Excerpt from a dataset
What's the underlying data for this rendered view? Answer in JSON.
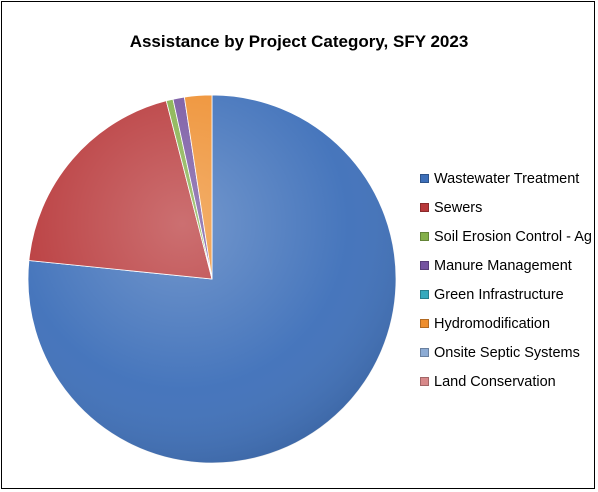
{
  "chart_data": {
    "type": "pie",
    "title": "Assistance by Project Category, SFY 2023",
    "legend_position": "right",
    "categories": [
      "Wastewater Treatment",
      "Sewers",
      "Soil Erosion Control - Ag",
      "Manure Management",
      "Green Infrastructure",
      "Hydromodification",
      "Onsite Septic Systems",
      "Land Conservation"
    ],
    "values": [
      76.6,
      19.4,
      0.6,
      1.0,
      0.0,
      2.4,
      0.0,
      0.0
    ],
    "unit": "percent",
    "colors": [
      "#3d6fb9",
      "#b8383a",
      "#84b04a",
      "#7453a0",
      "#35a9bd",
      "#ee8e2e",
      "#8cabd4",
      "#d8898a"
    ]
  }
}
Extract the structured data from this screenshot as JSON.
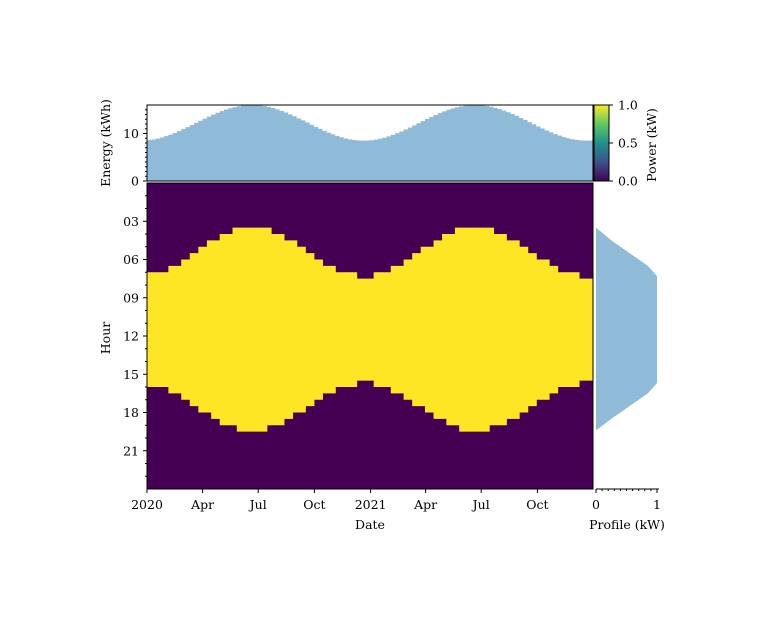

--- YOUR OBJECTIVE ---
Transcribe every record above exactly, leaving out the pictures.

--- ANSWER TO THE TASK ---
What's the underlying data for this rendered view? Answer in JSON.
{
  "chart_data": {
    "type": "pie",
    "title": "Assistance by Project Category, SFY 2023",
    "legend_position": "right",
    "categories": [
      "Wastewater Treatment",
      "Sewers",
      "Soil Erosion Control - Ag",
      "Manure Management",
      "Green Infrastructure",
      "Hydromodification",
      "Onsite Septic Systems",
      "Land Conservation"
    ],
    "values": [
      76.6,
      19.4,
      0.6,
      1.0,
      0.0,
      2.4,
      0.0,
      0.0
    ],
    "unit": "percent",
    "colors": [
      "#3d6fb9",
      "#b8383a",
      "#84b04a",
      "#7453a0",
      "#35a9bd",
      "#ee8e2e",
      "#8cabd4",
      "#d8898a"
    ]
  }
}
Extract the structured data from this screenshot as JSON.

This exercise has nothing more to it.